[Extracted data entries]

----

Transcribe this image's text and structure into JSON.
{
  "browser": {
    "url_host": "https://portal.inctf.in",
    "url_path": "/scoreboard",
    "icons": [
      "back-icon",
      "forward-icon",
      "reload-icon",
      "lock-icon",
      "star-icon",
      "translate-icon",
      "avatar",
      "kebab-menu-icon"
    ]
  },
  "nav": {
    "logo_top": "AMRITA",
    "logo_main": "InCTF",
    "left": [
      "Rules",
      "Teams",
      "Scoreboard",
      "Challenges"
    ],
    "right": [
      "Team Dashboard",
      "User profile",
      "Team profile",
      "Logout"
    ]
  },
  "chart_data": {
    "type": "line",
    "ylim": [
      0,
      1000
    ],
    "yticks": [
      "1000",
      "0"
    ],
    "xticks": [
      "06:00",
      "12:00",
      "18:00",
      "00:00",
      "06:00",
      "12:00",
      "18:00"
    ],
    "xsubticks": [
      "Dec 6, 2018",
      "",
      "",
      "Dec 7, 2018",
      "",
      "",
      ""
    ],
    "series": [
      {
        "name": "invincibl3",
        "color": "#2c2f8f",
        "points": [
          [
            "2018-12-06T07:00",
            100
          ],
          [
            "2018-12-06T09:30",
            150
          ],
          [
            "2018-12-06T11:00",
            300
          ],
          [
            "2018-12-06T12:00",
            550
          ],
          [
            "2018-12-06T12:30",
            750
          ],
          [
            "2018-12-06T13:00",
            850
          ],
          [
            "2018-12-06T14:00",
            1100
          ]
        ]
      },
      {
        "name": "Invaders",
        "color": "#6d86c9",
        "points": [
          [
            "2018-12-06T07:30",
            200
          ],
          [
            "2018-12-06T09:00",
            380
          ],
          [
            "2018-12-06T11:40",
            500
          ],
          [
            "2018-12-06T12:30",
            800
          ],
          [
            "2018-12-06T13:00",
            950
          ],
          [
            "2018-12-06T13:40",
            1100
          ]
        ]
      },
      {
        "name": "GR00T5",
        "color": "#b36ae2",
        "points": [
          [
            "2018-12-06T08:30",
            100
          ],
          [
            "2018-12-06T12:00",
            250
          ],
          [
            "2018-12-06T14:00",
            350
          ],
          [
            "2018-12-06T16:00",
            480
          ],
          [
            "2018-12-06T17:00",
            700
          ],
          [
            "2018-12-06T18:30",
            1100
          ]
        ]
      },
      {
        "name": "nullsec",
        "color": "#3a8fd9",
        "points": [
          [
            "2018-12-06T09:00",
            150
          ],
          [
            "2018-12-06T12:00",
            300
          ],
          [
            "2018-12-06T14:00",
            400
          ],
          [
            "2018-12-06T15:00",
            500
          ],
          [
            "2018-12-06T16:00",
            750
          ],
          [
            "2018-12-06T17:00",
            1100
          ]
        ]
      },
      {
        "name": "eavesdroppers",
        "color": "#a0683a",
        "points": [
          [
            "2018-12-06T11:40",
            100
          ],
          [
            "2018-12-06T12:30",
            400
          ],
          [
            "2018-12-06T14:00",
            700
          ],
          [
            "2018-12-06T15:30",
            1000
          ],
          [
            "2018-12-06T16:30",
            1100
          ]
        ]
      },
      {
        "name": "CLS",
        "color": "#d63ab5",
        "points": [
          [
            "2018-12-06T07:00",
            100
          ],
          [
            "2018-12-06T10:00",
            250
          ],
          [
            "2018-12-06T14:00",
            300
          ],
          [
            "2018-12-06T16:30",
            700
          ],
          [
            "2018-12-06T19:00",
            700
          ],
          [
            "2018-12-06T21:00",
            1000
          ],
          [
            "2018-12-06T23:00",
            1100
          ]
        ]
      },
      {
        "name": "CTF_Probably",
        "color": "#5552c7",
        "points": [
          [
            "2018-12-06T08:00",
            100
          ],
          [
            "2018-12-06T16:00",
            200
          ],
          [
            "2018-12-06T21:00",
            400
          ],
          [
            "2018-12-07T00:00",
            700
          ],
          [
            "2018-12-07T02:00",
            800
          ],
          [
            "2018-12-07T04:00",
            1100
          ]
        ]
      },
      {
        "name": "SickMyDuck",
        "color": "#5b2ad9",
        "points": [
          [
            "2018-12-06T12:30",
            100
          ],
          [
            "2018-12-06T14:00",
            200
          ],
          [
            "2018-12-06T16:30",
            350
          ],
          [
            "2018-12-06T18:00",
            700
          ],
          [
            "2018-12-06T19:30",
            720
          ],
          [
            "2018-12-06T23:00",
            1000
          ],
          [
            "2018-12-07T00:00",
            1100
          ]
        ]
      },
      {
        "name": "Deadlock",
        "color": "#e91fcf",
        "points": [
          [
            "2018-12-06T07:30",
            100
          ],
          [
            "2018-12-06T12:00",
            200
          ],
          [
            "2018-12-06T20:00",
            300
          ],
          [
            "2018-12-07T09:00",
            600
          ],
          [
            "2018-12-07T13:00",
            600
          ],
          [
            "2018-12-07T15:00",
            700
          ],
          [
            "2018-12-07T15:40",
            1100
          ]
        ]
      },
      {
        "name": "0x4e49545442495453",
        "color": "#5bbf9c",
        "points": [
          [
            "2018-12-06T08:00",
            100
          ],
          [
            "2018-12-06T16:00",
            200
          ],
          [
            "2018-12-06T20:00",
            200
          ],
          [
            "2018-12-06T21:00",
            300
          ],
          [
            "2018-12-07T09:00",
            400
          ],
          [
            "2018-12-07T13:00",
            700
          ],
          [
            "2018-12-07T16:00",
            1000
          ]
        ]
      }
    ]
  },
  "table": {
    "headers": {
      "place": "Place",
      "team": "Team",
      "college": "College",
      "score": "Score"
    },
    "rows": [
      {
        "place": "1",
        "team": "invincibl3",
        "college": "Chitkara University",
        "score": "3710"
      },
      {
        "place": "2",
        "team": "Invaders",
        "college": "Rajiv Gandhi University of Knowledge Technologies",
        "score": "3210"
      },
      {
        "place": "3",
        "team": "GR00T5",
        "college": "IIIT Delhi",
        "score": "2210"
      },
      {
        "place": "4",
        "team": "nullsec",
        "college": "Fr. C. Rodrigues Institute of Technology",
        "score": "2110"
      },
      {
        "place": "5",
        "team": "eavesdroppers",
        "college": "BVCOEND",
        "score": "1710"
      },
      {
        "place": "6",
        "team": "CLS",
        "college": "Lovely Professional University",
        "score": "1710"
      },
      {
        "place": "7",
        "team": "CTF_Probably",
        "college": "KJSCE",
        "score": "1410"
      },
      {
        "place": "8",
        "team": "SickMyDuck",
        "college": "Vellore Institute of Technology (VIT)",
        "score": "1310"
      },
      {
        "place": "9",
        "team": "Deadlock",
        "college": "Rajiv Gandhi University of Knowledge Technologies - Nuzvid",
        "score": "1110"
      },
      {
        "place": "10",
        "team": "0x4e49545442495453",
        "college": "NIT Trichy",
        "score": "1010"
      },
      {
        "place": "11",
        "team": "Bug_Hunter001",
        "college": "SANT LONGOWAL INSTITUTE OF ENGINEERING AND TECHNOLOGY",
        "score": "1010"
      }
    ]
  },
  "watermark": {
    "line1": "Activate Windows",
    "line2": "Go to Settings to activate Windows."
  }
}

----

→ **Directions for this task**: Retype all the material above precisely, with no line left out.

→ **Written reply**:
Transcribe this image's text and structure into JSON.
{
  "browser": {
    "url_host": "https://portal.inctf.in",
    "url_path": "/scoreboard",
    "icons": [
      "back-icon",
      "forward-icon",
      "reload-icon",
      "lock-icon",
      "star-icon",
      "translate-icon",
      "avatar",
      "kebab-menu-icon"
    ]
  },
  "nav": {
    "logo_top": "AMRITA",
    "logo_main": "InCTF",
    "left": [
      "Rules",
      "Teams",
      "Scoreboard",
      "Challenges"
    ],
    "right": [
      "Team Dashboard",
      "User profile",
      "Team profile",
      "Logout"
    ]
  },
  "chart_data": {
    "type": "line",
    "ylim": [
      0,
      1000
    ],
    "yticks": [
      "1000",
      "0"
    ],
    "xticks": [
      "06:00",
      "12:00",
      "18:00",
      "00:00",
      "06:00",
      "12:00",
      "18:00"
    ],
    "xsubticks": [
      "Dec 6, 2018",
      "",
      "",
      "Dec 7, 2018",
      "",
      "",
      ""
    ],
    "series": [
      {
        "name": "invincibl3",
        "color": "#2c2f8f",
        "points": [
          [
            "2018-12-06T07:00",
            100
          ],
          [
            "2018-12-06T09:30",
            150
          ],
          [
            "2018-12-06T11:00",
            300
          ],
          [
            "2018-12-06T12:00",
            550
          ],
          [
            "2018-12-06T12:30",
            750
          ],
          [
            "2018-12-06T13:00",
            850
          ],
          [
            "2018-12-06T14:00",
            1100
          ]
        ]
      },
      {
        "name": "Invaders",
        "color": "#6d86c9",
        "points": [
          [
            "2018-12-06T07:30",
            200
          ],
          [
            "2018-12-06T09:00",
            380
          ],
          [
            "2018-12-06T11:40",
            500
          ],
          [
            "2018-12-06T12:30",
            800
          ],
          [
            "2018-12-06T13:00",
            950
          ],
          [
            "2018-12-06T13:40",
            1100
          ]
        ]
      },
      {
        "name": "GR00T5",
        "color": "#b36ae2",
        "points": [
          [
            "2018-12-06T08:30",
            100
          ],
          [
            "2018-12-06T12:00",
            250
          ],
          [
            "2018-12-06T14:00",
            350
          ],
          [
            "2018-12-06T16:00",
            480
          ],
          [
            "2018-12-06T17:00",
            700
          ],
          [
            "2018-12-06T18:30",
            1100
          ]
        ]
      },
      {
        "name": "nullsec",
        "color": "#3a8fd9",
        "points": [
          [
            "2018-12-06T09:00",
            150
          ],
          [
            "2018-12-06T12:00",
            300
          ],
          [
            "2018-12-06T14:00",
            400
          ],
          [
            "2018-12-06T15:00",
            500
          ],
          [
            "2018-12-06T16:00",
            750
          ],
          [
            "2018-12-06T17:00",
            1100
          ]
        ]
      },
      {
        "name": "eavesdroppers",
        "color": "#a0683a",
        "points": [
          [
            "2018-12-06T11:40",
            100
          ],
          [
            "2018-12-06T12:30",
            400
          ],
          [
            "2018-12-06T14:00",
            700
          ],
          [
            "2018-12-06T15:30",
            1000
          ],
          [
            "2018-12-06T16:30",
            1100
          ]
        ]
      },
      {
        "name": "CLS",
        "color": "#d63ab5",
        "points": [
          [
            "2018-12-06T07:00",
            100
          ],
          [
            "2018-12-06T10:00",
            250
          ],
          [
            "2018-12-06T14:00",
            300
          ],
          [
            "2018-12-06T16:30",
            700
          ],
          [
            "2018-12-06T19:00",
            700
          ],
          [
            "2018-12-06T21:00",
            1000
          ],
          [
            "2018-12-06T23:00",
            1100
          ]
        ]
      },
      {
        "name": "CTF_Probably",
        "color": "#5552c7",
        "points": [
          [
            "2018-12-06T08:00",
            100
          ],
          [
            "2018-12-06T16:00",
            200
          ],
          [
            "2018-12-06T21:00",
            400
          ],
          [
            "2018-12-07T00:00",
            700
          ],
          [
            "2018-12-07T02:00",
            800
          ],
          [
            "2018-12-07T04:00",
            1100
          ]
        ]
      },
      {
        "name": "SickMyDuck",
        "color": "#5b2ad9",
        "points": [
          [
            "2018-12-06T12:30",
            100
          ],
          [
            "2018-12-06T14:00",
            200
          ],
          [
            "2018-12-06T16:30",
            350
          ],
          [
            "2018-12-06T18:00",
            700
          ],
          [
            "2018-12-06T19:30",
            720
          ],
          [
            "2018-12-06T23:00",
            1000
          ],
          [
            "2018-12-07T00:00",
            1100
          ]
        ]
      },
      {
        "name": "Deadlock",
        "color": "#e91fcf",
        "points": [
          [
            "2018-12-06T07:30",
            100
          ],
          [
            "2018-12-06T12:00",
            200
          ],
          [
            "2018-12-06T20:00",
            300
          ],
          [
            "2018-12-07T09:00",
            600
          ],
          [
            "2018-12-07T13:00",
            600
          ],
          [
            "2018-12-07T15:00",
            700
          ],
          [
            "2018-12-07T15:40",
            1100
          ]
        ]
      },
      {
        "name": "0x4e49545442495453",
        "color": "#5bbf9c",
        "points": [
          [
            "2018-12-06T08:00",
            100
          ],
          [
            "2018-12-06T16:00",
            200
          ],
          [
            "2018-12-06T20:00",
            200
          ],
          [
            "2018-12-06T21:00",
            300
          ],
          [
            "2018-12-07T09:00",
            400
          ],
          [
            "2018-12-07T13:00",
            700
          ],
          [
            "2018-12-07T16:00",
            1000
          ]
        ]
      }
    ]
  },
  "table": {
    "headers": {
      "place": "Place",
      "team": "Team",
      "college": "College",
      "score": "Score"
    },
    "rows": [
      {
        "place": "1",
        "team": "invincibl3",
        "college": "Chitkara University",
        "score": "3710"
      },
      {
        "place": "2",
        "team": "Invaders",
        "college": "Rajiv Gandhi University of Knowledge Technologies",
        "score": "3210"
      },
      {
        "place": "3",
        "team": "GR00T5",
        "college": "IIIT Delhi",
        "score": "2210"
      },
      {
        "place": "4",
        "team": "nullsec",
        "college": "Fr. C. Rodrigues Institute of Technology",
        "score": "2110"
      },
      {
        "place": "5",
        "team": "eavesdroppers",
        "college": "BVCOEND",
        "score": "1710"
      },
      {
        "place": "6",
        "team": "CLS",
        "college": "Lovely Professional University",
        "score": "1710"
      },
      {
        "place": "7",
        "team": "CTF_Probably",
        "college": "KJSCE",
        "score": "1410"
      },
      {
        "place": "8",
        "team": "SickMyDuck",
        "college": "Vellore Institute of Technology (VIT)",
        "score": "1310"
      },
      {
        "place": "9",
        "team": "Deadlock",
        "college": "Rajiv Gandhi University of Knowledge Technologies - Nuzvid",
        "score": "1110"
      },
      {
        "place": "10",
        "team": "0x4e49545442495453",
        "college": "NIT Trichy",
        "score": "1010"
      },
      {
        "place": "11",
        "team": "Bug_Hunter001",
        "college": "SANT LONGOWAL INSTITUTE OF ENGINEERING AND TECHNOLOGY",
        "score": "1010"
      }
    ]
  },
  "watermark": {
    "line1": "Activate Windows",
    "line2": "Go to Settings to activate Windows."
  }
}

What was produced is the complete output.